# start of TEXT

Were any Americans involved in that brutal strike?

Let's get some more now from Republican Congressman Peter King of New York. He sits on both the House Intelligence and Homeland Security Committees.
Do you have the answer to that question, Congressman?

REP. PETER KING (R), NEW YORK: Not yet, Wolf.

But when I was chairman of the Homeland Security Committee, we held the Islamic radicalization hearings and we focused on Al-Shabab and the fact that it heard recruited between at that stage -- that was a year-and-a-half -- actually, two-and-a-half years ago -- they had recruited between 40 and 50 Americans, mainly from the Minneapolis- Saint Paul area.

These were Somali-Americans. Approximately 15 of them have been killed that we know of, so there's at least 25 Somali-Americans we know of who are actively involved with Al-Shabab. There could well be more. And so it's very likely that there could have been Americans involved in that attack, absolutely.

BLITZER: What do you make of this new heightened security at the U.S. Embassy in Nairobi right now?

KING: I think it's something that has to be done, Wolf.

It's probably true that there is no specific threat. But when the fact is when you have Al-Shabab, when we know that al Qaeda has carried out attacks against American embassies in Africa, in Kenya especially, that -- to me it makes tremendous sense to have the extra security, to do what we can to make sure there's no follow-up attacks.

# end of TEXT

DIRECTIONS →
1 – Restate word for word the stretch of the transcript from "Were any Americans" through "Homeland Security Committees.".
2 – List every sentence in the transcript that ends with a question mark.

# start of DATA EXTRACT

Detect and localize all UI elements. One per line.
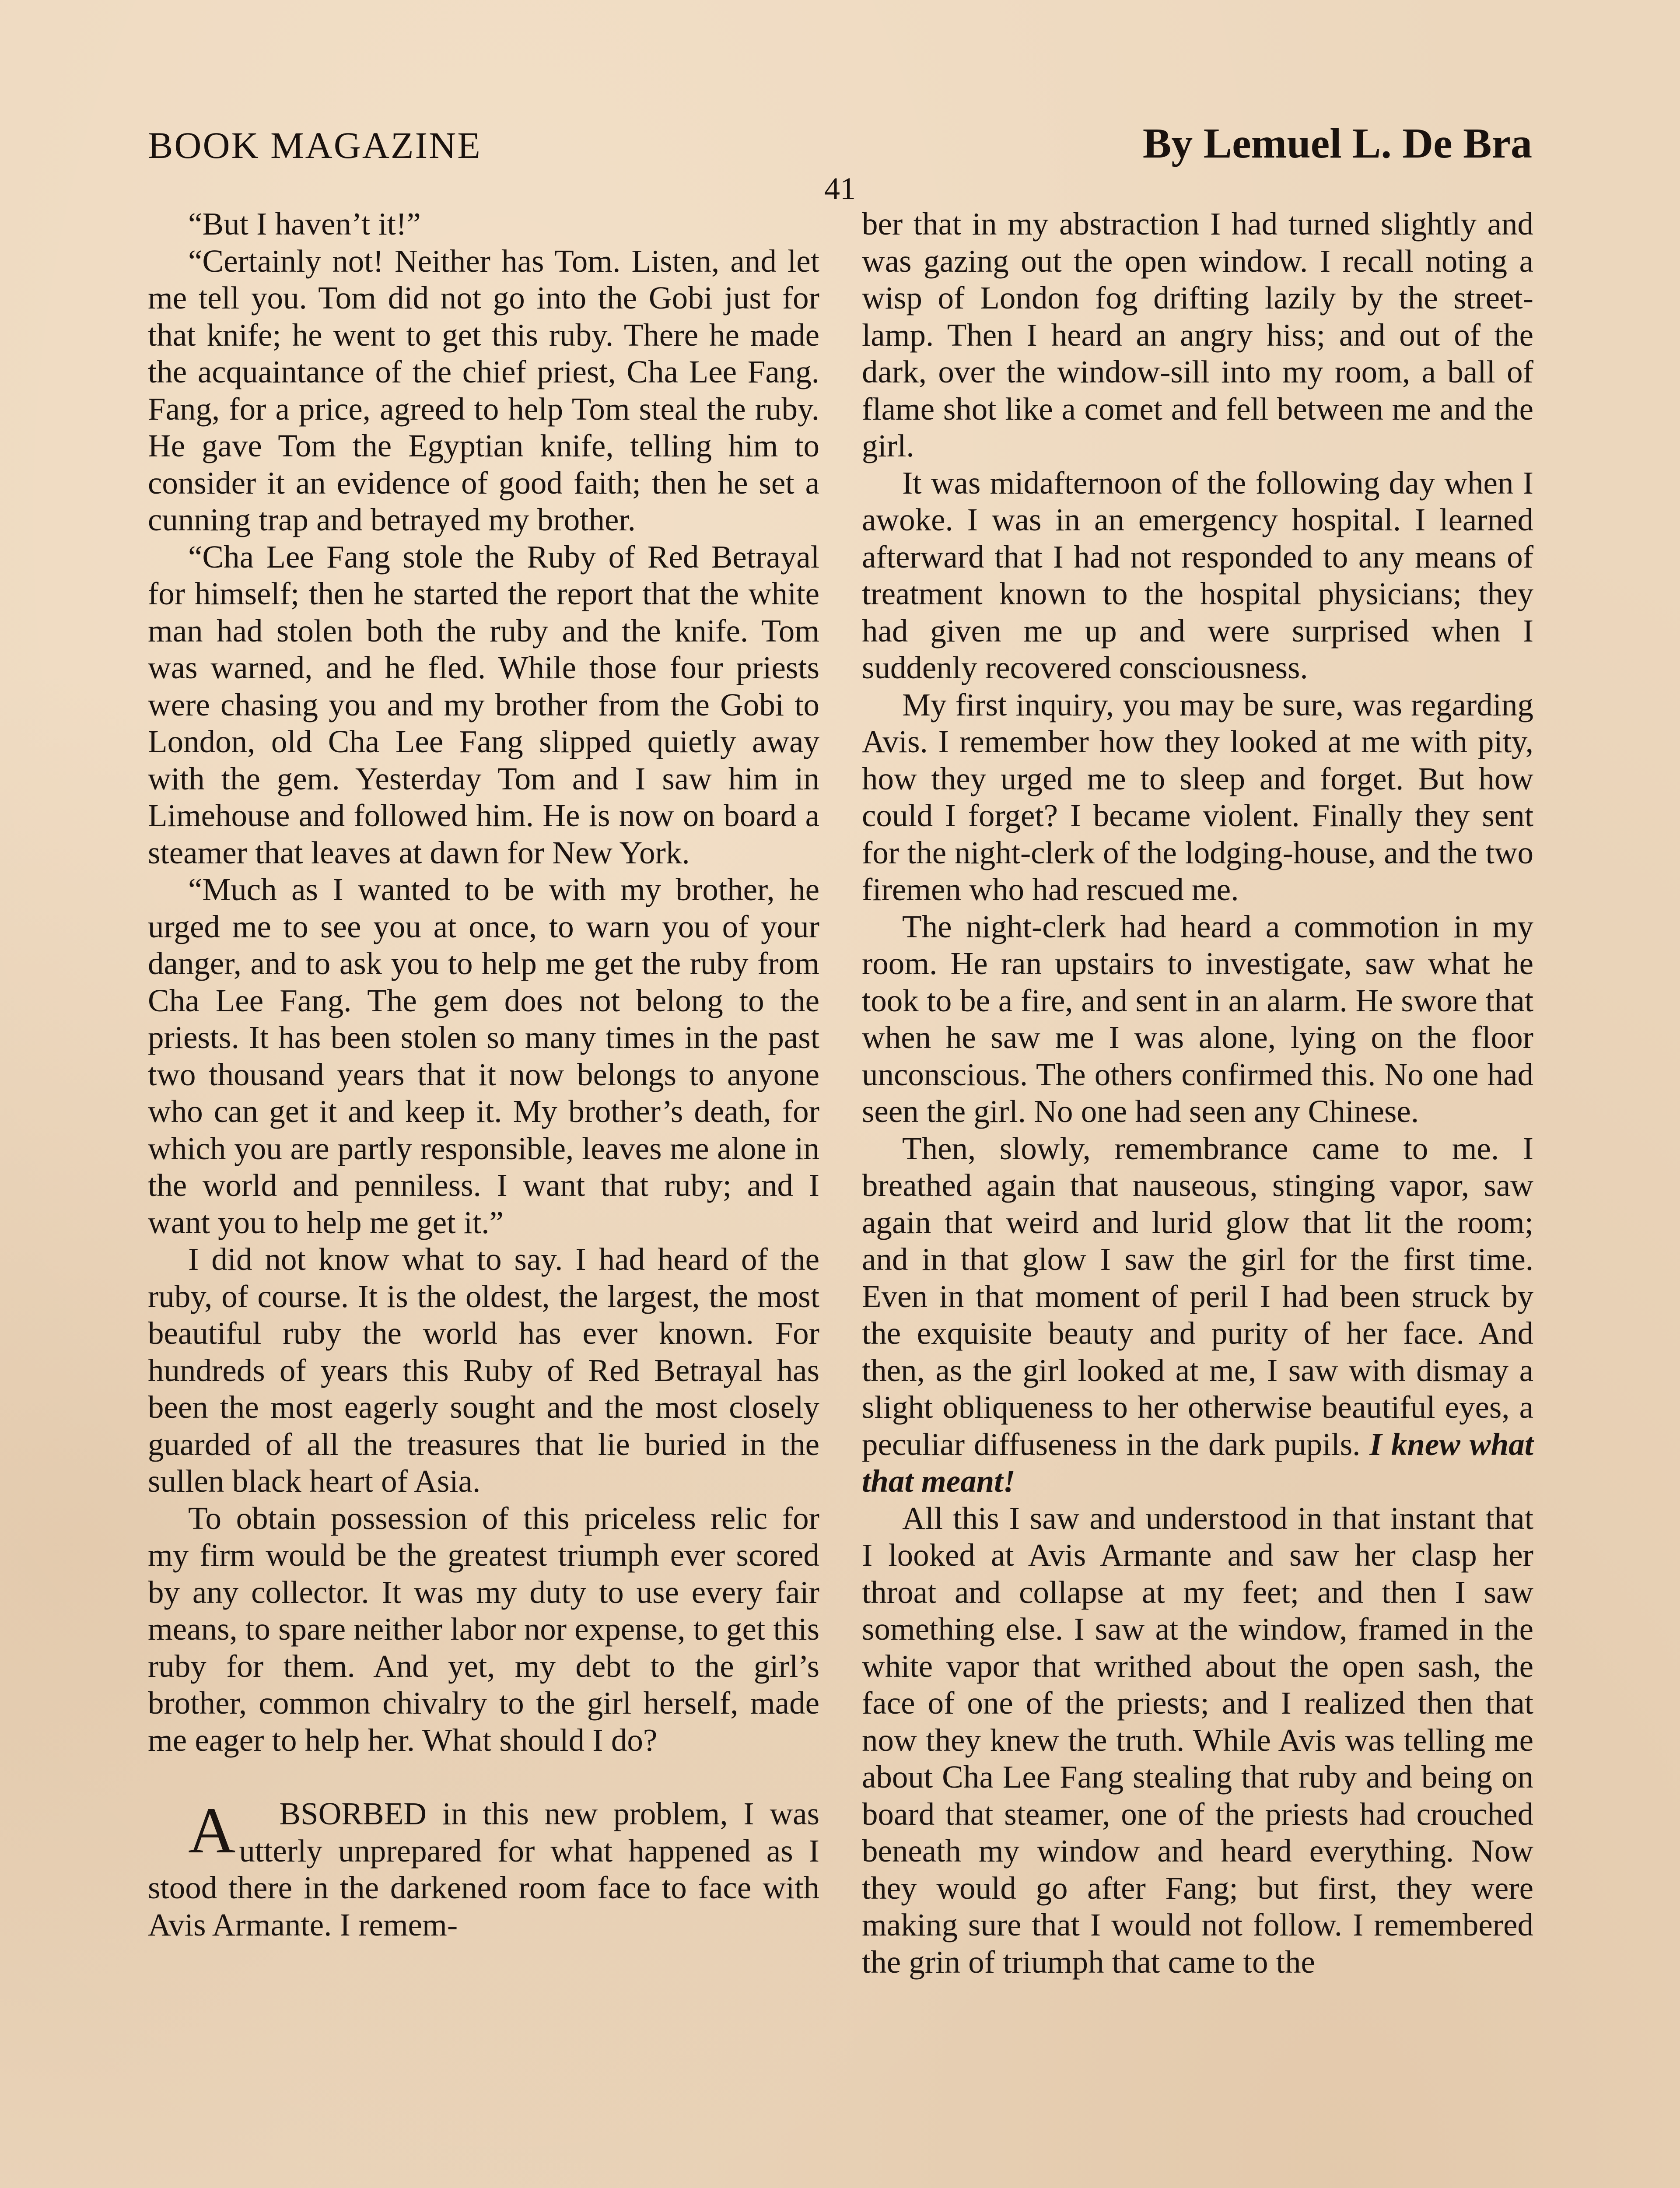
paragraph: “But I haven’t it!”: [188, 206, 421, 242]
page-number: 41: [824, 171, 856, 206]
left-column: [148, 206, 819, 1943]
italic-emphasis: I knew what that meant!: [862, 1426, 1533, 1499]
dropcap-paragraph: [148, 1795, 819, 1943]
paragraph: It was midafternoon of the following day when I awoke. I was in an emergency hospital. I learned afterward that I had not responded to any means of treatment known to the hospital physicians; they had given me up and were surprised when I suddenly recovered consciousness.: [862, 465, 1533, 685]
paragraph: “Much as I wanted to be with my brother, he urged me to see you at once, to warn you of your danger, and to ask you to help me get the ruby from Cha Lee Fang. The gem does not belong to the priests. It has been stolen so many times in the past two thousand years that it now belongs to anyone who can get it and keep it. My brother’s death, for which you are partly responsible, leaves me alone in the world and penniless. I want that ruby; and I want you to help me get it.”: [148, 872, 819, 1240]
paragraph: The night-clerk had heard a commotion in my room. He ran upstairs to investigate, saw what he took to be a fire, and sent in an alarm. He swore that when he saw me I was alone, lying on the floor unconscious. The others confirmed this. No one had seen the girl. No one had seen any Chinese.: [862, 908, 1533, 1129]
paragraph: My first inquiry, you may be sure, was regarding Avis. I remember how they looked at me with pity, how they urged me to sleep and forget. But how could I forget? I became violent. Finally they sent for the night-clerk of the lodging-house, and the two firemen who had rescued me.: [862, 687, 1533, 907]
author-byline: By Lemuel L. De Bra: [1142, 120, 1532, 167]
drop-cap: A: [188, 1794, 236, 1867]
remembrance-text: Then, slowly, remembrance came to me. I breathed again that nauseous, stinging vapor, saw again that weird and lurid glow that lit the room; and in that glow I saw the girl for the first time. Even in that moment of peril I had been struck by the exquisite beauty and purity of her face. And then, as the girl looked at me, I saw with dismay a slight obliqueness to her otherwise beautiful eyes, a peculiar diffuseness in the dark pupils.: [862, 1130, 1533, 1462]
dropcap-text: BSORBED in this new problem, I was utterly unprepared for what happened as I stood there in the darkened room face to face with Avis Armante. I remem-: [148, 1796, 819, 1943]
paragraph: I did not know what to say. I had heard of the ruby, of course. It is the oldest, the largest, the most beautiful ruby the world has ever known. For hundreds of years this Ruby of Red Betrayal has been the most eagerly sought and the most closely guarded of all the treasures that lie buried in the sullen black heart of Asia.: [148, 1241, 819, 1499]
paragraph: To obtain possession of this priceless relic for my firm would be the greatest triumph ever scored by any collector. It was my duty to use every fair means, to spare neither labor nor expense, to get this ruby for them. And yet, my debt to the girl’s brother, common chivalry to the girl herself, made me eager to help her. What should I do?: [148, 1500, 819, 1758]
paragraph-continuation: ber that in my abstraction I had turned slightly and was gazing out the open window. I recall noting a wisp of London fog drifting lazily by the street-lamp. Then I heard an angry hiss; and out of the dark, over the window-sill into my room, a ball of flame shot like a comet and fell between me and the girl.: [862, 206, 1533, 463]
paragraph-remembrance: [862, 1130, 1533, 1500]
paragraph: “Cha Lee Fang stole the Ruby of Red Betrayal for himself; then he started the report that the white man had stolen both the ruby and the knife. Tom was warned, and he fled. While those four priests were chasing you and my brother from the Gobi to London, old Cha Lee Fang slipped quietly away with the gem. Yesterday Tom and I saw him in Limehouse and followed him. He is now on board a steamer that leaves at dawn for New York.: [148, 539, 819, 870]
publication-title: BOOK MAGAZINE: [148, 124, 482, 166]
paragraph: All this I saw and understood in that instant that I looked at Avis Armante and saw her clasp her throat and collapse at my feet; and then I saw something else. I saw at the window, framed in the white vapor that writhed about the open sash, the face of one of the priests; and I realized then that now they knew the truth. While Avis was telling me about Cha Lee Fang stealing that ruby and being on board that steamer, one of the priests had crouched beneath my window and heard everything. Now they would go after Fang; but first, they were making sure that I would not follow. I remembered the grin of triumph that came to the: [862, 1500, 1533, 1980]
right-column: [862, 206, 1533, 1981]
paragraph: “Certainly not! Neither has Tom. Listen, and let me tell you. Tom did not go into the Gobi just for that knife; he went to get this ruby. There he made the acquaintance of the chief priest, Cha Lee Fang. Fang, for a price, agreed to help Tom steal the ruby. He gave Tom the Egyptian knife, telling him to consider it an evidence of good faith; then he set a cunning trap and betrayed my brother.: [148, 243, 819, 537]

# end of DATA EXTRACT

OUTPUTS BY TASK →
1 –
Were any Americans involved in that brutal strike?

Let's get some more now from Republican Congressman Peter King of New York. He sits on both the House Intelligence and Homeland Security Committees.

2 –
- Were any Americans involved in that brutal strike?
- Do you have the answer to that question, Congressman?
- What do you make of this new heightened security at the U.S. Embassy in Nairobi right now?